Given information >>
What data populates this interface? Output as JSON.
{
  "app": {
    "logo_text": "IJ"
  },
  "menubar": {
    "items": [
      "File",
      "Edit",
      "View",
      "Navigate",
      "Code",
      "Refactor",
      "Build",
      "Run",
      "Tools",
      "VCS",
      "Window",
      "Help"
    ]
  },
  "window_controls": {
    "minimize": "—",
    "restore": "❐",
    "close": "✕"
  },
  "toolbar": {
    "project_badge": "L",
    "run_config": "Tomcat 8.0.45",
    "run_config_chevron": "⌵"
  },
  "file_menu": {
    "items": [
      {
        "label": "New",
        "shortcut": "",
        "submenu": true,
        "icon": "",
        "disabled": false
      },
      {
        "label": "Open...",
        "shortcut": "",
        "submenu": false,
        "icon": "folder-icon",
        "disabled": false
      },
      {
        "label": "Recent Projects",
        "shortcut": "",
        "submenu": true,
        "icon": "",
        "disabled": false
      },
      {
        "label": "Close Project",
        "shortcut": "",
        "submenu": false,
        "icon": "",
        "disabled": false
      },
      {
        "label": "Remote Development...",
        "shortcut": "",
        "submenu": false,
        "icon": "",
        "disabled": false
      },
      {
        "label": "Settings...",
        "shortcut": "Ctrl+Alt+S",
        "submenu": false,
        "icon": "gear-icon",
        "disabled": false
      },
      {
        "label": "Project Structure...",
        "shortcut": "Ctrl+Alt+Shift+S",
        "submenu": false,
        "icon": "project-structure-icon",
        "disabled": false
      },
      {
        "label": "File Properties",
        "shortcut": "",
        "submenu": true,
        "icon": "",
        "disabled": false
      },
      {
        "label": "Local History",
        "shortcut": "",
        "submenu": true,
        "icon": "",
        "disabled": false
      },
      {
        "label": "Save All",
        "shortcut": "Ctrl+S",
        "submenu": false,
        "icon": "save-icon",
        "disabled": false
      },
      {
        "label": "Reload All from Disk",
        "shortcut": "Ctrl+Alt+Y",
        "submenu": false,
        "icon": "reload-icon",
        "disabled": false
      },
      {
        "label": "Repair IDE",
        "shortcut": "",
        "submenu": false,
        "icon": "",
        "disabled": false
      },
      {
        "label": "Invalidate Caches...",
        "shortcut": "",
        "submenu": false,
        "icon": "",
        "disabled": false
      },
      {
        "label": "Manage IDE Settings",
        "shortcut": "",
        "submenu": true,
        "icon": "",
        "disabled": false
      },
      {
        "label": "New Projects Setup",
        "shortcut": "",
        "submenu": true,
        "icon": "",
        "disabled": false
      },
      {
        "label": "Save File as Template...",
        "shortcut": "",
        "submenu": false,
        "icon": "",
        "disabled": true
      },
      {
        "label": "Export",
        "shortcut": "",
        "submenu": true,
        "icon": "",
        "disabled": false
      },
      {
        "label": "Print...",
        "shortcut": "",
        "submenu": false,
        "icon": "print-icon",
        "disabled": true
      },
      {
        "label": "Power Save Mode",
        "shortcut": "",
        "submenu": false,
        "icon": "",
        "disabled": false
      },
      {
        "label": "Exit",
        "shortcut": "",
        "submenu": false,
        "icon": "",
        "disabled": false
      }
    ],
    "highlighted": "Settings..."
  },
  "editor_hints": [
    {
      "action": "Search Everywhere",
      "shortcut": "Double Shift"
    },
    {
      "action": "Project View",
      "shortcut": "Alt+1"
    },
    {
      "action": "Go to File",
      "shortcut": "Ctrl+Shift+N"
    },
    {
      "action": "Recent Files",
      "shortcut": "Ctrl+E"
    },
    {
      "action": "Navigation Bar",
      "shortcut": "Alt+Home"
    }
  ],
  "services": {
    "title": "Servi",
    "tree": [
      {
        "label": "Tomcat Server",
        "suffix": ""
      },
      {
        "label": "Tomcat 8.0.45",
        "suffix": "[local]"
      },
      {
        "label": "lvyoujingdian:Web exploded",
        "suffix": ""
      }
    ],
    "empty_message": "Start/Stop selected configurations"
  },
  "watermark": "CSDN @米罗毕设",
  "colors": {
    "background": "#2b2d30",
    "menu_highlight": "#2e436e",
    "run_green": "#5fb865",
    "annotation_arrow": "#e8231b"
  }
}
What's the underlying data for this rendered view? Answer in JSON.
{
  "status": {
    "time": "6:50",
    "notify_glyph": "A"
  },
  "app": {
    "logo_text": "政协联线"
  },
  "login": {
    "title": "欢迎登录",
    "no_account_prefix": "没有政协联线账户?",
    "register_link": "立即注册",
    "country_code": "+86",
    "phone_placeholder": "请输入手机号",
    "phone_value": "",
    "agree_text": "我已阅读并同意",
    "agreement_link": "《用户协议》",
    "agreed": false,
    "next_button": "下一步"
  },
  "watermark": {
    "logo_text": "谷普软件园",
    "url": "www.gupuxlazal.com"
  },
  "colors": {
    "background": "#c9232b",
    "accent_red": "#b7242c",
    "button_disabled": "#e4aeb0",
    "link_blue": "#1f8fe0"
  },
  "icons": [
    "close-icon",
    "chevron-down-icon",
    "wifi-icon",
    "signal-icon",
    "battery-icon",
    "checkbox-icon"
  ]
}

Exercise description >> Count the lines of the material that include the word "background", then report only the total.

Exercise answer >> 2